==== Provided material

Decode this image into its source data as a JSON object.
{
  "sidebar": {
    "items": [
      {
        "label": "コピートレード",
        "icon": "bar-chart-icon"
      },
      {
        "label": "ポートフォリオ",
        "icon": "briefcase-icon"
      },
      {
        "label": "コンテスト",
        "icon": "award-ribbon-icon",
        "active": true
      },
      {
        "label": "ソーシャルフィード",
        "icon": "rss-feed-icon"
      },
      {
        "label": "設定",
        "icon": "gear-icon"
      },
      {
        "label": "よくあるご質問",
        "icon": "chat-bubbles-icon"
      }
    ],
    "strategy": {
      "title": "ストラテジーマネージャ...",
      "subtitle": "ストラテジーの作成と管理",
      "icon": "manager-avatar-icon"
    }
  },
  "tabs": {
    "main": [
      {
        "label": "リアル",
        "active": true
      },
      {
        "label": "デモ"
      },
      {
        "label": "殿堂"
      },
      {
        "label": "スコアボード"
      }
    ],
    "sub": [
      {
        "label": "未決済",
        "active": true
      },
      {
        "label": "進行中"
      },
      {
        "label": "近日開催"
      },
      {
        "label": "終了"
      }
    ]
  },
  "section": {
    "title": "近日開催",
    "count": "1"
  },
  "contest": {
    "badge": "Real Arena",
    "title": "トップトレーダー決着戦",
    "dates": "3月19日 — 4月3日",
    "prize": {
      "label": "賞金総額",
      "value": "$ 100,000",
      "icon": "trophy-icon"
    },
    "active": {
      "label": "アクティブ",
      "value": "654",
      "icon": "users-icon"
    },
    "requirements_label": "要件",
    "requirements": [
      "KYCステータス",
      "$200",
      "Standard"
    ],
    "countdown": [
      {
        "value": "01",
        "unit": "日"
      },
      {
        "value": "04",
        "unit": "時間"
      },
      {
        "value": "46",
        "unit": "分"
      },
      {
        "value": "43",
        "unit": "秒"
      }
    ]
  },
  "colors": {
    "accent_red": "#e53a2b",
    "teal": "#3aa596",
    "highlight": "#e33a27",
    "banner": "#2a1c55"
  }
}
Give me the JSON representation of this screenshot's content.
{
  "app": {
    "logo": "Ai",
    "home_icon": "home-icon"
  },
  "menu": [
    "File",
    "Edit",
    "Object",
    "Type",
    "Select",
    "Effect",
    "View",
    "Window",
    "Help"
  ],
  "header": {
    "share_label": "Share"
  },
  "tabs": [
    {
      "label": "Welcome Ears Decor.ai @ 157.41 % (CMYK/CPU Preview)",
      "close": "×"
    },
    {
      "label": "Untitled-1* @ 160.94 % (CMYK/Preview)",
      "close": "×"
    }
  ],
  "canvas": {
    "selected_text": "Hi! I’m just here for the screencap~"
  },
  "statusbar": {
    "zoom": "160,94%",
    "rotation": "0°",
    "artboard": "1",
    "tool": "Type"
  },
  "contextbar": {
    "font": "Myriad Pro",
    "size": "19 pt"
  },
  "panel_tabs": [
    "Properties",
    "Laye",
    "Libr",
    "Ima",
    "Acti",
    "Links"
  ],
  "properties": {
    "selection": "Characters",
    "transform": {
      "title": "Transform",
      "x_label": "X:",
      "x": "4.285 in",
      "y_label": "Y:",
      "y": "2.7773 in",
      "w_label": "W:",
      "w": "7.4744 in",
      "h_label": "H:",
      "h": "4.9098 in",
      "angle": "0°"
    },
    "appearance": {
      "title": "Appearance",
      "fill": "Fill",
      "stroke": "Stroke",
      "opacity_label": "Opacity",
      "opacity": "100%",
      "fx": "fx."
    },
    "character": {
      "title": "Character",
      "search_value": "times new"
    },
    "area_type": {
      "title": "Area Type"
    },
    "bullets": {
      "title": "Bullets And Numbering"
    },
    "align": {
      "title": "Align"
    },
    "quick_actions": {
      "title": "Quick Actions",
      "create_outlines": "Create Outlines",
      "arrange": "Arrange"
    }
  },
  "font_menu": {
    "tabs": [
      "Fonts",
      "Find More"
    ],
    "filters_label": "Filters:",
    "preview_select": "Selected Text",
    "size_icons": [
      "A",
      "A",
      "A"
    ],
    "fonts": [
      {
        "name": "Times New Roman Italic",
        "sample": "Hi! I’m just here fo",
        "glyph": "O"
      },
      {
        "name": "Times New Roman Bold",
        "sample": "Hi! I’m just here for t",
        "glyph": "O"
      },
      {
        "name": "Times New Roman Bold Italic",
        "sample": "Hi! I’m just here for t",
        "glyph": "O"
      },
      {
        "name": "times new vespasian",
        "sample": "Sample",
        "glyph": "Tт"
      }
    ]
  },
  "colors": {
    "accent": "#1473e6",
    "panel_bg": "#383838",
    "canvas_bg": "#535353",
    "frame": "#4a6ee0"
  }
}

========

_Problem to solve_:
Determine the number of lines in these entries that contain the word "JSON", and write only that number.

_Full solution_:
2